Meditations are daily reflections, prayers, slogans and phrases intended to offer inspiration and comfort, and above all hope to those of us in recovery.
The selections for this first Meditation Monday in February come from a trio of Hazelden's enduringly popular recovery resources: Answers in the Heart, Twenty-Four Hours a Day, and The Promise of a New Day. Together, today's three meditations invite us to claim our basic goodness and the positive value we share as human beings—even as we seek to improve our lives and our relationships in recovery.
Answers in the Heart
Good people are good because they've come to wisdom through failure.
— William Saroyan
In our addiction we tend to think of other people as better than ourselves. We are quick to admire, to idealize. We are convinced that good people are good because they are born that way. And we, of course, are rotten.
But goodness comes through experience, and experience includes setbacks and even disasters. It's not so much what happens to us as the way we cope that makes the difference. What might be considered as failure can bring us to a deeper understanding of ourselves and other people.

● Directions
Copy the meditations passage word for word, from start to finish. The lines that come next have no connection to the meditations passage.

● Raw data
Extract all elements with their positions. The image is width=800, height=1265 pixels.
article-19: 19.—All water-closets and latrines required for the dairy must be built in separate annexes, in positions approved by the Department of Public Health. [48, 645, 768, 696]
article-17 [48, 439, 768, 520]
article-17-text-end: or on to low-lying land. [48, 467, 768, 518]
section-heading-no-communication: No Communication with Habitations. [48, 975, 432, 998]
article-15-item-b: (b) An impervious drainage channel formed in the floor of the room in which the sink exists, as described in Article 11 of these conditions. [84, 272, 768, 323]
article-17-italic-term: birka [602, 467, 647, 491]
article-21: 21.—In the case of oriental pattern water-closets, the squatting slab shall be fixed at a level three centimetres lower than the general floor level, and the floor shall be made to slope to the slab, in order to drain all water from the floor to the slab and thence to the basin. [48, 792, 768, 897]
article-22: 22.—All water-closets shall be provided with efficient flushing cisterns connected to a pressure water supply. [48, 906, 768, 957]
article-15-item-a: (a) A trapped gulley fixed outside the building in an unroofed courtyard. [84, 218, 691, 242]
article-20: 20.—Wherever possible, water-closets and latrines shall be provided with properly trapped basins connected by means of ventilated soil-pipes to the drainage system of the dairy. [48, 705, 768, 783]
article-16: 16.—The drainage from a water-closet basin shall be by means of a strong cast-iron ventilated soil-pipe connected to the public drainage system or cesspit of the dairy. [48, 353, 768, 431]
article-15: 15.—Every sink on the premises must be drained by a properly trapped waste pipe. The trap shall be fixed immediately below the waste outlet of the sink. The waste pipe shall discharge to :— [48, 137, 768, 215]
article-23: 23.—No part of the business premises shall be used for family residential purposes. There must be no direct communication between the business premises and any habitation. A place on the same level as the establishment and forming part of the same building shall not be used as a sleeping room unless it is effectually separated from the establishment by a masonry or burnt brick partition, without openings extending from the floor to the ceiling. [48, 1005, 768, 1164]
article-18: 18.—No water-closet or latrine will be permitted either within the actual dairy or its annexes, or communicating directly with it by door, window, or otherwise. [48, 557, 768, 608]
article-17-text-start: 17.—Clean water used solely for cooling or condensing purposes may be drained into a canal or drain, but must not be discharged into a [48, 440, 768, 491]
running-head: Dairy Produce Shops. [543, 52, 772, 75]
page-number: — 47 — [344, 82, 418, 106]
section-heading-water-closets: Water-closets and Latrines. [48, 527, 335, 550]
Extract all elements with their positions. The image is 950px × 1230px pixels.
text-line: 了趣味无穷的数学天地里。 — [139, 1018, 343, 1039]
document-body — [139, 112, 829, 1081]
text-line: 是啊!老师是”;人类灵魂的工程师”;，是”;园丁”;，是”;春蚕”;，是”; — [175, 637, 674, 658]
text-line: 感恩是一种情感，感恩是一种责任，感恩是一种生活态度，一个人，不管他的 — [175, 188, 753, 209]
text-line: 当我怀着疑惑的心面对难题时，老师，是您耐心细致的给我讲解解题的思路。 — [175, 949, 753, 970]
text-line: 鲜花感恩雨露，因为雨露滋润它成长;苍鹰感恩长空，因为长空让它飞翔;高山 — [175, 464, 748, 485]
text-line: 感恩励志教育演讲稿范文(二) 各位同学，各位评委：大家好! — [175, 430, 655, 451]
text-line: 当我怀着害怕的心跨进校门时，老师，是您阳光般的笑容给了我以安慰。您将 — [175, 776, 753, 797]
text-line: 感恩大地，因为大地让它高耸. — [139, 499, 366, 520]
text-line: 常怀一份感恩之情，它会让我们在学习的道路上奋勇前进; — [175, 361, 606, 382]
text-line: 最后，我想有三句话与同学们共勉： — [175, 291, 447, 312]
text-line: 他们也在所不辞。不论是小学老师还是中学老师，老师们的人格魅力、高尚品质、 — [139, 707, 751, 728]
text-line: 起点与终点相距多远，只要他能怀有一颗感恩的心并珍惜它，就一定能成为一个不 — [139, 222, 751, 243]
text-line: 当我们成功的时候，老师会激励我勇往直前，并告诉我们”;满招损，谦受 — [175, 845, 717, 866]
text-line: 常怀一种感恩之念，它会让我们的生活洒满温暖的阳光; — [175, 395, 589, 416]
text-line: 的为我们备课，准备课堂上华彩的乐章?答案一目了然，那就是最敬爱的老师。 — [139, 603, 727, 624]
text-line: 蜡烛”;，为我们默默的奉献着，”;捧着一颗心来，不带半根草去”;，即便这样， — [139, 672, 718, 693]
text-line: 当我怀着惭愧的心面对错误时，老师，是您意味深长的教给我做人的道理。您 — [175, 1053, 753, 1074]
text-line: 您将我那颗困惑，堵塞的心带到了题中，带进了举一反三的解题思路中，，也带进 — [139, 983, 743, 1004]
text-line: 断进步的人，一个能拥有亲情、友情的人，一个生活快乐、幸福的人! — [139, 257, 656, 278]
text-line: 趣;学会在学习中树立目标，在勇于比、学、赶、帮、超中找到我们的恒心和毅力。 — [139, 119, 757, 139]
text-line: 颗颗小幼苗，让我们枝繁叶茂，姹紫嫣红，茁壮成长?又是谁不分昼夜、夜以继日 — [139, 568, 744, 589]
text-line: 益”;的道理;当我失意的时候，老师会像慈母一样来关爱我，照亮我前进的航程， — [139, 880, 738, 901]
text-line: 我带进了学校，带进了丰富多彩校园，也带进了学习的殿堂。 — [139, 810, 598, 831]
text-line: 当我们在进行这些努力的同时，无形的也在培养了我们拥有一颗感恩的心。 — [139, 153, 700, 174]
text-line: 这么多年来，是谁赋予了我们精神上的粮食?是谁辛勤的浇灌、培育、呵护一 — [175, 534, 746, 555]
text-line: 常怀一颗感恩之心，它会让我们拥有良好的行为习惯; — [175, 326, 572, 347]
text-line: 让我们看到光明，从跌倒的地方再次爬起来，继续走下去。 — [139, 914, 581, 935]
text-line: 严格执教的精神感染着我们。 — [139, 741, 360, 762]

● Exercise output
Meditations are daily reflections, prayers, slogans and phrases intended to offer inspiration and comfort, and above all hope to those of us in recovery.
The selections for this first Meditation Monday in February come from a trio of Hazelden's enduringly popular recovery resources: Answers in the Heart, Twenty-Four Hours a Day, and The Promise of a New Day. Together, today's three meditations invite us to claim our basic goodness and the positive value we share as human beings—even as we seek to improve our lives and our relationships in recovery.
Answers in the Heart
Good people are good because they've come to wisdom through failure.
— William Saroyan
In our addiction we tend to think of other people as better than ourselves. We are quick to admire, to idealize. We are convinced that good people are good because they are born that way. And we, of course, are rotten.
But goodness comes through experience, and experience includes setbacks and even disasters. It's not so much what happens to us as the way we cope that makes the difference. What might be considered as failure can bring us to a deeper understanding of ourselves and other people.